The problem:
Among the entries below, find the lines with "依赖于A" and copy them.
** BEGIN Record list **
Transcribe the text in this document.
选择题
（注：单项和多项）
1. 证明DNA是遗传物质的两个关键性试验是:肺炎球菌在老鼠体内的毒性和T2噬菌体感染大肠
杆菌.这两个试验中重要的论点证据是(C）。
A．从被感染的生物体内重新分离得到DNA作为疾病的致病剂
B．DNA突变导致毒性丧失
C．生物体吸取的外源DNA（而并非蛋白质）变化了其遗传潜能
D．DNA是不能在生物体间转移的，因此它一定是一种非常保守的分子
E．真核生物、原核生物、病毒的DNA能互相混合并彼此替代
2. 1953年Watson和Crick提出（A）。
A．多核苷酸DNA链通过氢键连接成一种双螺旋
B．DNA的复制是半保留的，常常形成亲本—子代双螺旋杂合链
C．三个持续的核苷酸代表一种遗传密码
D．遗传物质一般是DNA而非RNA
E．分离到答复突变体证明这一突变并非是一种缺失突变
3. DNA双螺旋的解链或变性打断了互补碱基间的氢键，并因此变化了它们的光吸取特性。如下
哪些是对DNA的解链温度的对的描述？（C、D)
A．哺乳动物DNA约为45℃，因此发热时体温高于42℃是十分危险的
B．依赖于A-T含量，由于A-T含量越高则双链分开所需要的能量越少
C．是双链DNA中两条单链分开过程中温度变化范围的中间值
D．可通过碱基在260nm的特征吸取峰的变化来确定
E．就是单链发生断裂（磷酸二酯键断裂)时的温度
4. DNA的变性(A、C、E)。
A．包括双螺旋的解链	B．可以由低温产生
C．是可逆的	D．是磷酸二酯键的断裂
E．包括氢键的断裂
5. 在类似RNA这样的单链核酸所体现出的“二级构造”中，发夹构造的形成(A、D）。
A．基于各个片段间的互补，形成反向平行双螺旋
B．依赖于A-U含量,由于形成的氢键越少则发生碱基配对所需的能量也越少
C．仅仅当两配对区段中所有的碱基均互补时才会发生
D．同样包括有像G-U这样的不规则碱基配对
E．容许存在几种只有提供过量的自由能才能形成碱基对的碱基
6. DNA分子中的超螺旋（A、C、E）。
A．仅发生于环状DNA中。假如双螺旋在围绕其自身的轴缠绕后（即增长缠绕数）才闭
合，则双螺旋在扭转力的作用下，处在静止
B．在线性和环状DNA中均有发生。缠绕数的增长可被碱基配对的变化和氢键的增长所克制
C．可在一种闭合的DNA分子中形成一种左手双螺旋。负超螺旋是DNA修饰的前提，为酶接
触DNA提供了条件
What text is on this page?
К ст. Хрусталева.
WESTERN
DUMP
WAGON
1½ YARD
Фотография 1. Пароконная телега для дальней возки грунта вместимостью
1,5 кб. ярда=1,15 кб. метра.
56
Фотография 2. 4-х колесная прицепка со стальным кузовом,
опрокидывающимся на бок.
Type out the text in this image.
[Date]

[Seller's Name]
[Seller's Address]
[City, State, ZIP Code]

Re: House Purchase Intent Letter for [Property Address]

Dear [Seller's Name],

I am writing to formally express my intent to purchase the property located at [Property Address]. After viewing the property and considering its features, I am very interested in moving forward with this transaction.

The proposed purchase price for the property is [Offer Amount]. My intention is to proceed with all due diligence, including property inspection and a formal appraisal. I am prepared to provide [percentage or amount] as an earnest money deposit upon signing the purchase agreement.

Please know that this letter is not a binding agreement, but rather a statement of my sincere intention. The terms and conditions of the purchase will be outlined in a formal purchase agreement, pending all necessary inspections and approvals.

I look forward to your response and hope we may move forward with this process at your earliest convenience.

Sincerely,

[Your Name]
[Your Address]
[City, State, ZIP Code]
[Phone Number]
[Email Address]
** END Record list **
Finished exercise:
B．依赖于A-T含量，由于A-T含量越高则双链分开所需要的能量越少
B．依赖于A-U含量,由于形成的氢键越少则发生碱基配对所需的能量也越少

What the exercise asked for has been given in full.